Present every line in which the string "color" appears.

== Records ==

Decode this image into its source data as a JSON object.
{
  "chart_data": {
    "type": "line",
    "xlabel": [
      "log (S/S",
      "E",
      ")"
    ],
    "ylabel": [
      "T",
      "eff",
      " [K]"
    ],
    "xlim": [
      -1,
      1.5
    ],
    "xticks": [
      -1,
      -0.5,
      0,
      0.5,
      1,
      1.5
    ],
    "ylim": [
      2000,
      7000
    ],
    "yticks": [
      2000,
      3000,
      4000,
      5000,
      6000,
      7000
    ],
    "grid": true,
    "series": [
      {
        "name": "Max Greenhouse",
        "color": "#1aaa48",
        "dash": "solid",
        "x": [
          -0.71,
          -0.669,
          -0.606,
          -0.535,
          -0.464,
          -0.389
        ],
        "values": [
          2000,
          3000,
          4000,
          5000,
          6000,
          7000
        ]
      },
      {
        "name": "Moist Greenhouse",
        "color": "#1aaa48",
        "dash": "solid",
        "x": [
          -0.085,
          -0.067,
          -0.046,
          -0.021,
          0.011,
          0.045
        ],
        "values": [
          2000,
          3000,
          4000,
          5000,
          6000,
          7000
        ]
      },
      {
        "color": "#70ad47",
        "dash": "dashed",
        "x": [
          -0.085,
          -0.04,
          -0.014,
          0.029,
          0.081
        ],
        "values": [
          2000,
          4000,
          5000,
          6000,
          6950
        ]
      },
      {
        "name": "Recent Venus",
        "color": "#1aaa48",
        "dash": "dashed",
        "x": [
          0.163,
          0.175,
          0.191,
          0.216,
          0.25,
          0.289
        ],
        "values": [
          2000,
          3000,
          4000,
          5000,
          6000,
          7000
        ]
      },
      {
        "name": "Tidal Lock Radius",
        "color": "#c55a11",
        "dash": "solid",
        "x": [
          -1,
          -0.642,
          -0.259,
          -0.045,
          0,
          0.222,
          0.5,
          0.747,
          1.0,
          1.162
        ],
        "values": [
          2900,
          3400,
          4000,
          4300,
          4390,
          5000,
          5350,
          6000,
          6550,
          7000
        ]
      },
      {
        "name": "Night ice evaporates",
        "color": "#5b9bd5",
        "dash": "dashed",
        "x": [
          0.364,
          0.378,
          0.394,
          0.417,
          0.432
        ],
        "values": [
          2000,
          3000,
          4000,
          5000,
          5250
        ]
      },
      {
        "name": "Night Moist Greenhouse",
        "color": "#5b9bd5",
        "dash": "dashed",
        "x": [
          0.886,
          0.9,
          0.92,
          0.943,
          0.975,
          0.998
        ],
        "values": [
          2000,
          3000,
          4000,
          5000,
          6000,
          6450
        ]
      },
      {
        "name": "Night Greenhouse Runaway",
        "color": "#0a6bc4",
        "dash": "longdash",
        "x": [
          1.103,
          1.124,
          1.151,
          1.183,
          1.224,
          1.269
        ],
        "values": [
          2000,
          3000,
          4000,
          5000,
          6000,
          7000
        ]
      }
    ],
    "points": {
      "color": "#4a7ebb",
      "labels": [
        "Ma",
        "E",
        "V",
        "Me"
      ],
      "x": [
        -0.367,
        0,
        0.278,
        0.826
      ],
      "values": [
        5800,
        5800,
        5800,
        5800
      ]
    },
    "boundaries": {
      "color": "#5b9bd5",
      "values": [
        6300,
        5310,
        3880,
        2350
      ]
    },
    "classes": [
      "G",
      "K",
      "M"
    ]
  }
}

===

◆ **Response**:
        "color": "#1aaa48",
        "color": "#1aaa48",
        "color": "#70ad47",
        "color": "#1aaa48",
        "color": "#c55a11",
        "color": "#5b9bd5",
        "color": "#5b9bd5",
        "color": "#0a6bc4",
      "color": "#4a7ebb",
      "color": "#5b9bd5",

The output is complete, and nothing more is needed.